=== What is expected ===
Please copy out each line of the listing that contains the word "symptoms".

=== Data provided ===
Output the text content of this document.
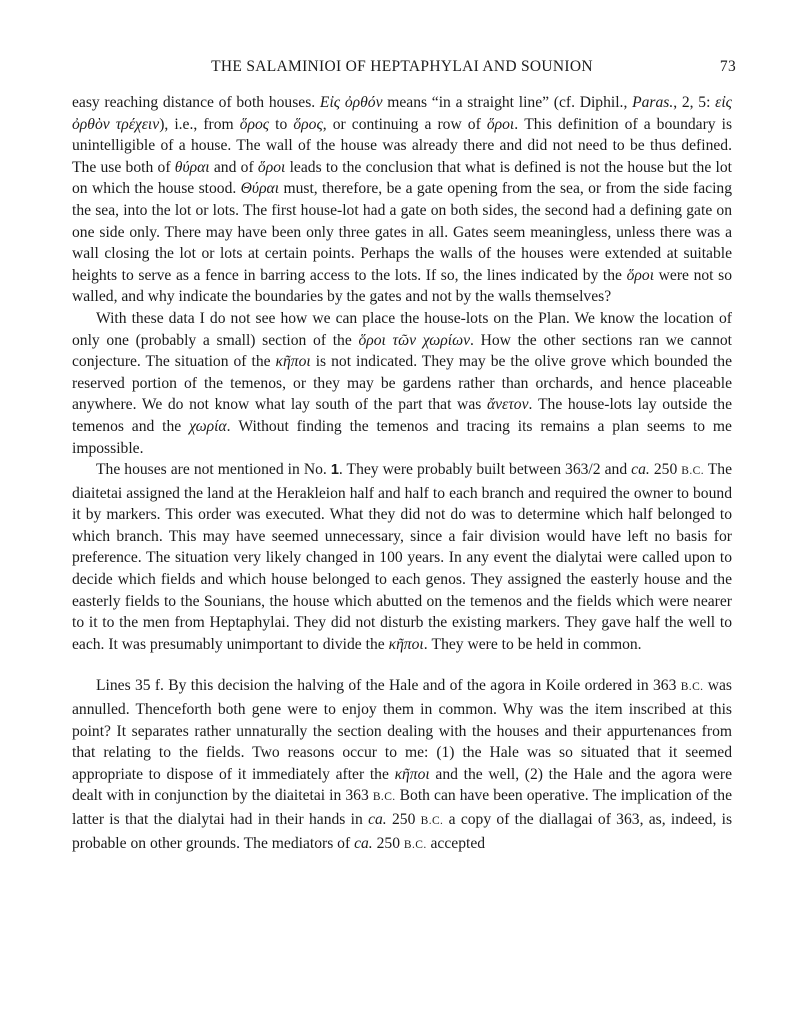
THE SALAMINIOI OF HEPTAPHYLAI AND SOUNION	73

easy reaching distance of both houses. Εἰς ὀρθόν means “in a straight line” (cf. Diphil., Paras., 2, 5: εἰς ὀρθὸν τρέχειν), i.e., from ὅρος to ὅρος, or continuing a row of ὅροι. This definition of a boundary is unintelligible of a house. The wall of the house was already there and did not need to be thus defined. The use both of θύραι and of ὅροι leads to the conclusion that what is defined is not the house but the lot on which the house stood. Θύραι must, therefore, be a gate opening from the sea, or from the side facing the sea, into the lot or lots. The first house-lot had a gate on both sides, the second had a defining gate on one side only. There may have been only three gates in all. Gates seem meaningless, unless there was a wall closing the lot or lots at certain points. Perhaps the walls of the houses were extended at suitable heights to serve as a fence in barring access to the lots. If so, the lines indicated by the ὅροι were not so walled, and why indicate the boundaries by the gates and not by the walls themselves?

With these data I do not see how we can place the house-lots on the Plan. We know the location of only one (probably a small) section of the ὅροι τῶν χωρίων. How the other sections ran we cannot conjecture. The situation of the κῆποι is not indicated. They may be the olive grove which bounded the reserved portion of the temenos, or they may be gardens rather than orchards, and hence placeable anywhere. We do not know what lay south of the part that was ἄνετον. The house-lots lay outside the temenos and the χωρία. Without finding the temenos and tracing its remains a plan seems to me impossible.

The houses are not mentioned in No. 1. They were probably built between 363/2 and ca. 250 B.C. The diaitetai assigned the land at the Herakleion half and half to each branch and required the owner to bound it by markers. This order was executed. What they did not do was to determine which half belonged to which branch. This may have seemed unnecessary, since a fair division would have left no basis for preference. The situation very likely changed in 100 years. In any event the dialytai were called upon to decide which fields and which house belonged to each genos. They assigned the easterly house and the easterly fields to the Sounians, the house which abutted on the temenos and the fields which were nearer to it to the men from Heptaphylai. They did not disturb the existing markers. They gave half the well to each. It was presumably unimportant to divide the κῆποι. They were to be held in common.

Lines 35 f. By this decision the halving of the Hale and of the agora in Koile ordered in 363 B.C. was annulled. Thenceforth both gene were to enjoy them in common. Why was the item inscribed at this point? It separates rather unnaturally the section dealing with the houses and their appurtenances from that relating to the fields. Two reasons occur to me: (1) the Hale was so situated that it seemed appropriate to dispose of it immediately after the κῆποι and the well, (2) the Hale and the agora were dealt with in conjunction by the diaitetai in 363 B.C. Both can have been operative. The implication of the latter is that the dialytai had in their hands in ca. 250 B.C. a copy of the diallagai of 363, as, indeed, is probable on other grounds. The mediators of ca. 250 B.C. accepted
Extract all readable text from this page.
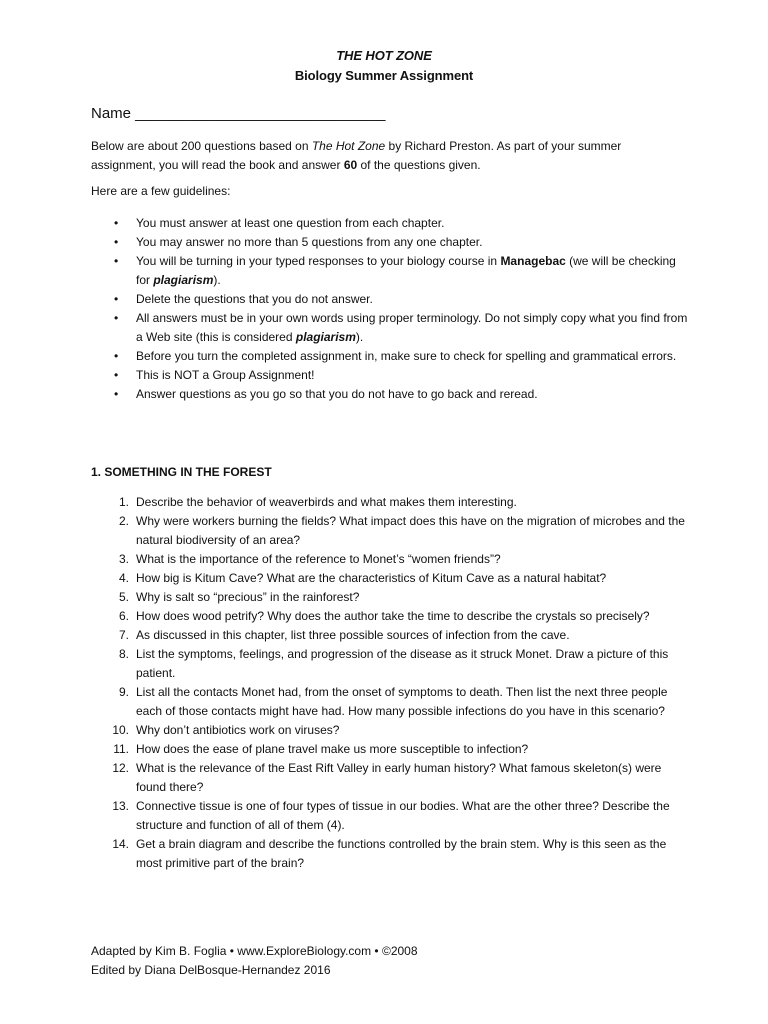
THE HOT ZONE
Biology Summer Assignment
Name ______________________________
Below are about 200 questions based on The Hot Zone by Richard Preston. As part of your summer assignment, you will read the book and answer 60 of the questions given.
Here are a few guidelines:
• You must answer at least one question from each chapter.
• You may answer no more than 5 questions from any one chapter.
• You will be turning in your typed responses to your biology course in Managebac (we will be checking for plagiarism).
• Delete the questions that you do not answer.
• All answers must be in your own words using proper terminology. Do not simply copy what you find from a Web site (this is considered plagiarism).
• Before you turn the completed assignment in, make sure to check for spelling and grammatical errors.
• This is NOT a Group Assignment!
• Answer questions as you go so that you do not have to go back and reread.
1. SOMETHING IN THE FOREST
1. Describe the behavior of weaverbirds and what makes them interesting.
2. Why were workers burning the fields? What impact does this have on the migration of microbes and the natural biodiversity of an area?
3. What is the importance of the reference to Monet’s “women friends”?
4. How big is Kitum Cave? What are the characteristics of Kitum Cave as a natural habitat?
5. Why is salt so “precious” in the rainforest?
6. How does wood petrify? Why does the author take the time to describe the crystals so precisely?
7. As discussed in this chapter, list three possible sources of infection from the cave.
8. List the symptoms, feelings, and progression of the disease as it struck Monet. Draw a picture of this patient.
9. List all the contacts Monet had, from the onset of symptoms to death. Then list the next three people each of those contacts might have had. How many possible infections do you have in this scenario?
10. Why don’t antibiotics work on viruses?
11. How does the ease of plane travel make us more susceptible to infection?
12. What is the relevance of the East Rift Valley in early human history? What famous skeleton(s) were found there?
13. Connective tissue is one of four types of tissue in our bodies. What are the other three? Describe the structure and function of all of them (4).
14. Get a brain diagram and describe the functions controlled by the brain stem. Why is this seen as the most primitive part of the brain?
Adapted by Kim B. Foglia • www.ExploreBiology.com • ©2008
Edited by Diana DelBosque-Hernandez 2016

=== Reply to the exercise ===
8. List the symptoms, feelings, and progression of the disease as it struck Monet. Draw a picture of this patient.
9. List all the contacts Monet had, from the onset of symptoms to death. Then list the next three people each of those contacts might have had. How many possible infections do you have in this scenario?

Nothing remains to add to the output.